[Data records]
==========

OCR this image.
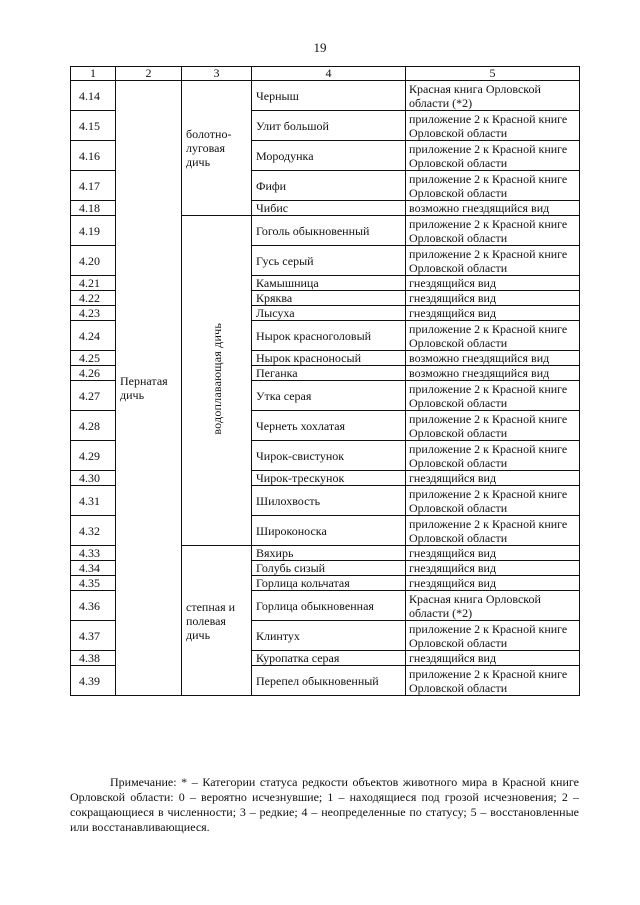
19
1	2	3	4	5
4.14	Пернатая дичь	болотно-луговая дичь	Черныш	Красная книга Орловской области (*2)
4.15			Улит большой	приложение 2 к Красной книге Орловской области
4.16			Мородунка	приложение 2 к Красной книге Орловской области
4.17			Фифи	приложение 2 к Красной книге Орловской области
4.18			Чибис	возможно гнездящийся вид
4.19		водоплавающая дичь	Гоголь обыкновенный	приложение 2 к Красной книге Орловской области
4.20			Гусь серый	приложение 2 к Красной книге Орловской области
4.21			Камышница	гнездящийся вид
4.22			Кряква	гнездящийся вид
4.23			Лысуха	гнездящийся вид
4.24			Нырок красноголовый	приложение 2 к Красной книге Орловской области
4.25			Нырок красноносый	возможно гнездящийся вид
4.26			Пеганка	возможно гнездящийся вид
4.27			Утка серая	приложение 2 к Красной книге Орловской области
4.28			Чернеть хохлатая	приложение 2 к Красной книге Орловской области
4.29			Чирок-свистунок	приложение 2 к Красной книге Орловской области
4.30			Чирок-трескунок	гнездящийся вид
4.31			Шилохвость	приложение 2 к Красной книге Орловской области
4.32			Широконоска	приложение 2 к Красной книге Орловской области
4.33		степная и полевая дичь	Вяхирь	гнездящийся вид
4.34			Голубь сизый	гнездящийся вид
4.35			Горлица кольчатая	гнездящийся вид
4.36			Горлица обыкновенная	Красная книга Орловской области (*2)
4.37			Клинтух	приложение 2 к Красной книге Орловской области
4.38			Куропатка серая	гнездящийся вид
4.39			Перепел обыкновенный	приложение 2 к Красной книге Орловской области

Примечание: * – Категории статуса редкости объектов животного мира в Красной книге Орловской области: 0 – вероятно исчезнувшие; 1 – находящиеся под грозой исчезновения; 2 – сокращающиеся в численности; 3 – редкие; 4 – неопределенные по статусу; 5 – восстановленные или восстанавливающиеся.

==========

_WORK INSTRUCTIONS_
Select every line of the records holding the string "Чирок".

_SOLUTION BELOW_
4.29			Чирок-свистунок	приложение 2 к Красной книге Орловской области
4.30			Чирок-трескунок	гнездящийся вид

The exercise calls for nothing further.